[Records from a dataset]
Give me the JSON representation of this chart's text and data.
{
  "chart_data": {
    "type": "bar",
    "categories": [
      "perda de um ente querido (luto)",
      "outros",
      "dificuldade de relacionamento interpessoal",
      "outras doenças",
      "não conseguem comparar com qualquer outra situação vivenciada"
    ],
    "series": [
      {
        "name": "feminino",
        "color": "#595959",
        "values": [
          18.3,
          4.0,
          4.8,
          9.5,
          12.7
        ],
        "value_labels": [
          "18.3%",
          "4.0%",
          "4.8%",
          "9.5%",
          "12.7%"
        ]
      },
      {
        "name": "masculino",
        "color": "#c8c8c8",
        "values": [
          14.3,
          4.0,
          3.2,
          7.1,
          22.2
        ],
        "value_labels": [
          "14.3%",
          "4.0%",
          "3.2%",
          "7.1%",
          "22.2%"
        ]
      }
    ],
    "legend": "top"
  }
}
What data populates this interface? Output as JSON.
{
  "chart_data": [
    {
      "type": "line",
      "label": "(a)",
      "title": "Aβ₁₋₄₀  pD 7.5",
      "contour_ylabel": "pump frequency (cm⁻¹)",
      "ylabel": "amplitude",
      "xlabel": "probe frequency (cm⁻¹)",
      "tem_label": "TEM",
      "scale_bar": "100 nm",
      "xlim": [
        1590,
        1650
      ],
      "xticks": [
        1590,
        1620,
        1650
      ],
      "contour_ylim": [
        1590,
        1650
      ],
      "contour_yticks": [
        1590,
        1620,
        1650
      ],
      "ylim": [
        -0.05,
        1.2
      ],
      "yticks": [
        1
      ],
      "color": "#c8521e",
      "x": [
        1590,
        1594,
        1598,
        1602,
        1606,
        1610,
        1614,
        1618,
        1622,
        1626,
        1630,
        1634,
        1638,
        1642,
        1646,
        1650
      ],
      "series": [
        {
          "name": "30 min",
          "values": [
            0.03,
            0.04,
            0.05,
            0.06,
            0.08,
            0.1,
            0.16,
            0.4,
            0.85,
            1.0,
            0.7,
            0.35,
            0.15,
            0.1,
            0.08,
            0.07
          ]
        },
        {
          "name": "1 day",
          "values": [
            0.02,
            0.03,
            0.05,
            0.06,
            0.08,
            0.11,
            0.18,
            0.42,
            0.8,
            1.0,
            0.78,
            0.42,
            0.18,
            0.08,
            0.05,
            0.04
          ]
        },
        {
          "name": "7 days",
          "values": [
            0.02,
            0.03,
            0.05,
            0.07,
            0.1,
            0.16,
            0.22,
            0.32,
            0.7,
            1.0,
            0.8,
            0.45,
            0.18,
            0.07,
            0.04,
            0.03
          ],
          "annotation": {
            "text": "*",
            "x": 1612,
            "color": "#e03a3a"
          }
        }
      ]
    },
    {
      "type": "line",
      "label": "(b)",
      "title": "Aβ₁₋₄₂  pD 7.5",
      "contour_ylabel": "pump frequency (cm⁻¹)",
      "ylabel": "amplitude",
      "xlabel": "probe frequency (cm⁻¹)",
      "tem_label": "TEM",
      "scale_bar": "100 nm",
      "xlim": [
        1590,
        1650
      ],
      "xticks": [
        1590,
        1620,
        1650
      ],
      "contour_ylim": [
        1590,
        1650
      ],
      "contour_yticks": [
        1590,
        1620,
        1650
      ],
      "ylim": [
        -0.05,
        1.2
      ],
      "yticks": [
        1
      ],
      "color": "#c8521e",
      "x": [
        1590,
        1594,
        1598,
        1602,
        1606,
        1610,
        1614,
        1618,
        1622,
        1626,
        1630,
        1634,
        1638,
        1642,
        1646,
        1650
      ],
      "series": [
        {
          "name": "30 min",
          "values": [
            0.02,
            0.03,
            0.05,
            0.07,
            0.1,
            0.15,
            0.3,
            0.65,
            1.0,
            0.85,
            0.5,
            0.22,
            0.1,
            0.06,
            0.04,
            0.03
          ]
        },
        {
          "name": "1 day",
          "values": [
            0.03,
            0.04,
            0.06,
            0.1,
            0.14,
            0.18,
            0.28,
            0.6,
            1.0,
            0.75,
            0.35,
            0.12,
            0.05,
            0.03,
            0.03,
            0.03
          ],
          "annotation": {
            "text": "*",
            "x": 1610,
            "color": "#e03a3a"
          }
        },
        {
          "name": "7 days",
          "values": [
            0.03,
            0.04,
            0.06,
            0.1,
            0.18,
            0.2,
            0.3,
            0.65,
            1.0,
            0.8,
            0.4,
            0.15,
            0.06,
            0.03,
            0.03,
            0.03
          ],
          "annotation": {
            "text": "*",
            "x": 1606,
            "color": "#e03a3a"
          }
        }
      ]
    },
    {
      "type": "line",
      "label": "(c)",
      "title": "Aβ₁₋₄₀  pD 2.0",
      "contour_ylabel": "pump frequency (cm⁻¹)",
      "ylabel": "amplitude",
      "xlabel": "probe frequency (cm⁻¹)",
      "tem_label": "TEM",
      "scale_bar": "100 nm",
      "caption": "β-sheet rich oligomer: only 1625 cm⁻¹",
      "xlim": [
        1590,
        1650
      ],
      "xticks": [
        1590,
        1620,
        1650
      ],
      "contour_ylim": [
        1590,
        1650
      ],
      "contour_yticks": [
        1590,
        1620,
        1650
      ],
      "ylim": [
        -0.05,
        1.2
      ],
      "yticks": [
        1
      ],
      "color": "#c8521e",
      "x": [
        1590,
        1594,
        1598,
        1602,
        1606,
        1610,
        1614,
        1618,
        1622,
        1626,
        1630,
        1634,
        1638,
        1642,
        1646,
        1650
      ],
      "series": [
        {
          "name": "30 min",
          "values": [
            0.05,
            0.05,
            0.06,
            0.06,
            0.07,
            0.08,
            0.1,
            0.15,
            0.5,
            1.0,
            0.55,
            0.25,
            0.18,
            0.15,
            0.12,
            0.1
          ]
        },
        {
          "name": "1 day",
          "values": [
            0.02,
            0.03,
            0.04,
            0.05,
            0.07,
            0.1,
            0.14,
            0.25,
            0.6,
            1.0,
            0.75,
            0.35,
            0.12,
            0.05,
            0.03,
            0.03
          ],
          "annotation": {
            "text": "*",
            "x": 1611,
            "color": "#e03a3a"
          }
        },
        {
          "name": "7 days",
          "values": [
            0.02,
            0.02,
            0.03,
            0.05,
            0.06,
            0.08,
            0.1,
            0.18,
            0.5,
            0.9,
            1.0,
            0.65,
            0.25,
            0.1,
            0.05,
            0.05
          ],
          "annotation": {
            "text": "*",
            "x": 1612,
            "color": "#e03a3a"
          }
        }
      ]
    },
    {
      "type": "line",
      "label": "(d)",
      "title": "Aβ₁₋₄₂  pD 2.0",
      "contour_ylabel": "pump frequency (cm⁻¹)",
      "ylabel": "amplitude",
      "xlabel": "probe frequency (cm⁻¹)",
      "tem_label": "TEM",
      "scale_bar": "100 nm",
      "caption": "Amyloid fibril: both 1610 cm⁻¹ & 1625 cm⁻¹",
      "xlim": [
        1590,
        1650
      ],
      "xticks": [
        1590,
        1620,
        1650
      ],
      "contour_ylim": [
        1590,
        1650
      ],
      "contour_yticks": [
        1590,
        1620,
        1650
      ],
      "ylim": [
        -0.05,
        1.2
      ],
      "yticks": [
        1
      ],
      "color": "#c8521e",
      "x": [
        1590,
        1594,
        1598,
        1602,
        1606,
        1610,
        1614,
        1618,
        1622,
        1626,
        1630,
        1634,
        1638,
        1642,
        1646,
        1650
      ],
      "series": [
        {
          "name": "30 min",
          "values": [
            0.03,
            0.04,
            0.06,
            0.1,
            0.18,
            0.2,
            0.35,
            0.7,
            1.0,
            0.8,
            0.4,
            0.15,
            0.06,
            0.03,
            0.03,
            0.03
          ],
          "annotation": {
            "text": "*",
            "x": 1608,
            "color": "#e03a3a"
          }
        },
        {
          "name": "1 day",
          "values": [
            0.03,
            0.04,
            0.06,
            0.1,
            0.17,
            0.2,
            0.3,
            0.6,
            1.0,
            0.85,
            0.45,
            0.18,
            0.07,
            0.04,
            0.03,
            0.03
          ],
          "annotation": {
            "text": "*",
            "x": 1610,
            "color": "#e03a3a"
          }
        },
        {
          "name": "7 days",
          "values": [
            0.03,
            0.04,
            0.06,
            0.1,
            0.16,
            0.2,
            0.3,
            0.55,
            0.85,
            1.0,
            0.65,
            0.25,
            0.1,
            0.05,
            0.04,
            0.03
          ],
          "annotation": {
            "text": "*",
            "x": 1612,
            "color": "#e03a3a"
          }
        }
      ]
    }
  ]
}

* **AIM OF THE TASK**:
Only lines with "caption" are wanted here; list each of them.

* **RESULT**:
      "caption": "β-sheet rich oligomer: only 1625 cm⁻¹",
      "caption": "Amyloid fibril: both 1610 cm⁻¹ & 1625 cm⁻¹",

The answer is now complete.